» Data supplied
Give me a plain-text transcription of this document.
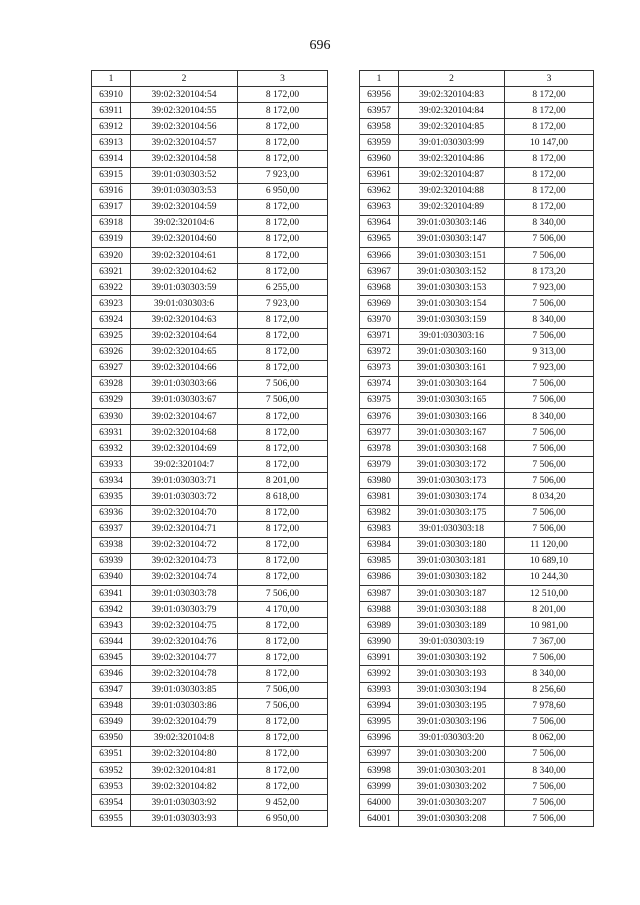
696
1	2	3
63910	39:02:320104:54	8 172,00
63911	39:02:320104:55	8 172,00
63912	39:02:320104:56	8 172,00
63913	39:02:320104:57	8 172,00
63914	39:02:320104:58	8 172,00
63915	39:01:030303:52	7 923,00
63916	39:01:030303:53	6 950,00
63917	39:02:320104:59	8 172,00
63918	39:02:320104:6	8 172,00
63919	39:02:320104:60	8 172,00
63920	39:02:320104:61	8 172,00
63921	39:02:320104:62	8 172,00
63922	39:01:030303:59	6 255,00
63923	39:01:030303:6	7 923,00
63924	39:02:320104:63	8 172,00
63925	39:02:320104:64	8 172,00
63926	39:02:320104:65	8 172,00
63927	39:02:320104:66	8 172,00
63928	39:01:030303:66	7 506,00
63929	39:01:030303:67	7 506,00
63930	39:02:320104:67	8 172,00
63931	39:02:320104:68	8 172,00
63932	39:02:320104:69	8 172,00
63933	39:02:320104:7	8 172,00
63934	39:01:030303:71	8 201,00
63935	39:01:030303:72	8 618,00
63936	39:02:320104:70	8 172,00
63937	39:02:320104:71	8 172,00
63938	39:02:320104:72	8 172,00
63939	39:02:320104:73	8 172,00
63940	39:02:320104:74	8 172,00
63941	39:01:030303:78	7 506,00
63942	39:01:030303:79	4 170,00
63943	39:02:320104:75	8 172,00
63944	39:02:320104:76	8 172,00
63945	39:02:320104:77	8 172,00
63946	39:02:320104:78	8 172,00
63947	39:01:030303:85	7 506,00
63948	39:01:030303:86	7 506,00
63949	39:02:320104:79	8 172,00
63950	39:02:320104:8	8 172,00
63951	39:02:320104:80	8 172,00
63952	39:02:320104:81	8 172,00
63953	39:02:320104:82	8 172,00
63954	39:01:030303:92	9 452,00
63955	39:01:030303:93	6 950,00
1	2	3
63956	39:02:320104:83	8 172,00
63957	39:02:320104:84	8 172,00
63958	39:02:320104:85	8 172,00
63959	39:01:030303:99	10 147,00
63960	39:02:320104:86	8 172,00
63961	39:02:320104:87	8 172,00
63962	39:02:320104:88	8 172,00
63963	39:02:320104:89	8 172,00
63964	39:01:030303:146	8 340,00
63965	39:01:030303:147	7 506,00
63966	39:01:030303:151	7 506,00
63967	39:01:030303:152	8 173,20
63968	39:01:030303:153	7 923,00
63969	39:01:030303:154	7 506,00
63970	39:01:030303:159	8 340,00
63971	39:01:030303:16	7 506,00
63972	39:01:030303:160	9 313,00
63973	39:01:030303:161	7 923,00
63974	39:01:030303:164	7 506,00
63975	39:01:030303:165	7 506,00
63976	39:01:030303:166	8 340,00
63977	39:01:030303:167	7 506,00
63978	39:01:030303:168	7 506,00
63979	39:01:030303:172	7 506,00
63980	39:01:030303:173	7 506,00
63981	39:01:030303:174	8 034,20
63982	39:01:030303:175	7 506,00
63983	39:01:030303:18	7 506,00
63984	39:01:030303:180	11 120,00
63985	39:01:030303:181	10 689,10
63986	39:01:030303:182	10 244,30
63987	39:01:030303:187	12 510,00
63988	39:01:030303:188	8 201,00
63989	39:01:030303:189	10 981,00
63990	39:01:030303:19	7 367,00
63991	39:01:030303:192	7 506,00
63992	39:01:030303:193	8 340,00
63993	39:01:030303:194	8 256,60
63994	39:01:030303:195	7 978,60
63995	39:01:030303:196	7 506,00
63996	39:01:030303:20	8 062,00
63997	39:01:030303:200	7 506,00
63998	39:01:030303:201	8 340,00
63999	39:01:030303:202	7 506,00
64000	39:01:030303:207	7 506,00
64001	39:01:030303:208	7 506,00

» Task instructions
From the material above, copy everything exactly but the pictures.

» Problem solution
Give me a plain-text transcription of this document.
696
1	2	3
63910	39:02:320104:54	8 172,00
63911	39:02:320104:55	8 172,00
63912	39:02:320104:56	8 172,00
63913	39:02:320104:57	8 172,00
63914	39:02:320104:58	8 172,00
63915	39:01:030303:52	7 923,00
63916	39:01:030303:53	6 950,00
63917	39:02:320104:59	8 172,00
63918	39:02:320104:6	8 172,00
63919	39:02:320104:60	8 172,00
63920	39:02:320104:61	8 172,00
63921	39:02:320104:62	8 172,00
63922	39:01:030303:59	6 255,00
63923	39:01:030303:6	7 923,00
63924	39:02:320104:63	8 172,00
63925	39:02:320104:64	8 172,00
63926	39:02:320104:65	8 172,00
63927	39:02:320104:66	8 172,00
63928	39:01:030303:66	7 506,00
63929	39:01:030303:67	7 506,00
63930	39:02:320104:67	8 172,00
63931	39:02:320104:68	8 172,00
63932	39:02:320104:69	8 172,00
63933	39:02:320104:7	8 172,00
63934	39:01:030303:71	8 201,00
63935	39:01:030303:72	8 618,00
63936	39:02:320104:70	8 172,00
63937	39:02:320104:71	8 172,00
63938	39:02:320104:72	8 172,00
63939	39:02:320104:73	8 172,00
63940	39:02:320104:74	8 172,00
63941	39:01:030303:78	7 506,00
63942	39:01:030303:79	4 170,00
63943	39:02:320104:75	8 172,00
63944	39:02:320104:76	8 172,00
63945	39:02:320104:77	8 172,00
63946	39:02:320104:78	8 172,00
63947	39:01:030303:85	7 506,00
63948	39:01:030303:86	7 506,00
63949	39:02:320104:79	8 172,00
63950	39:02:320104:8	8 172,00
63951	39:02:320104:80	8 172,00
63952	39:02:320104:81	8 172,00
63953	39:02:320104:82	8 172,00
63954	39:01:030303:92	9 452,00
63955	39:01:030303:93	6 950,00
1	2	3
63956	39:02:320104:83	8 172,00
63957	39:02:320104:84	8 172,00
63958	39:02:320104:85	8 172,00
63959	39:01:030303:99	10 147,00
63960	39:02:320104:86	8 172,00
63961	39:02:320104:87	8 172,00
63962	39:02:320104:88	8 172,00
63963	39:02:320104:89	8 172,00
63964	39:01:030303:146	8 340,00
63965	39:01:030303:147	7 506,00
63966	39:01:030303:151	7 506,00
63967	39:01:030303:152	8 173,20
63968	39:01:030303:153	7 923,00
63969	39:01:030303:154	7 506,00
63970	39:01:030303:159	8 340,00
63971	39:01:030303:16	7 506,00
63972	39:01:030303:160	9 313,00
63973	39:01:030303:161	7 923,00
63974	39:01:030303:164	7 506,00
63975	39:01:030303:165	7 506,00
63976	39:01:030303:166	8 340,00
63977	39:01:030303:167	7 506,00
63978	39:01:030303:168	7 506,00
63979	39:01:030303:172	7 506,00
63980	39:01:030303:173	7 506,00
63981	39:01:030303:174	8 034,20
63982	39:01:030303:175	7 506,00
63983	39:01:030303:18	7 506,00
63984	39:01:030303:180	11 120,00
63985	39:01:030303:181	10 689,10
63986	39:01:030303:182	10 244,30
63987	39:01:030303:187	12 510,00
63988	39:01:030303:188	8 201,00
63989	39:01:030303:189	10 981,00
63990	39:01:030303:19	7 367,00
63991	39:01:030303:192	7 506,00
63992	39:01:030303:193	8 340,00
63993	39:01:030303:194	8 256,60
63994	39:01:030303:195	7 978,60
63995	39:01:030303:196	7 506,00
63996	39:01:030303:20	8 062,00
63997	39:01:030303:200	7 506,00
63998	39:01:030303:201	8 340,00
63999	39:01:030303:202	7 506,00
64000	39:01:030303:207	7 506,00
64001	39:01:030303:208	7 506,00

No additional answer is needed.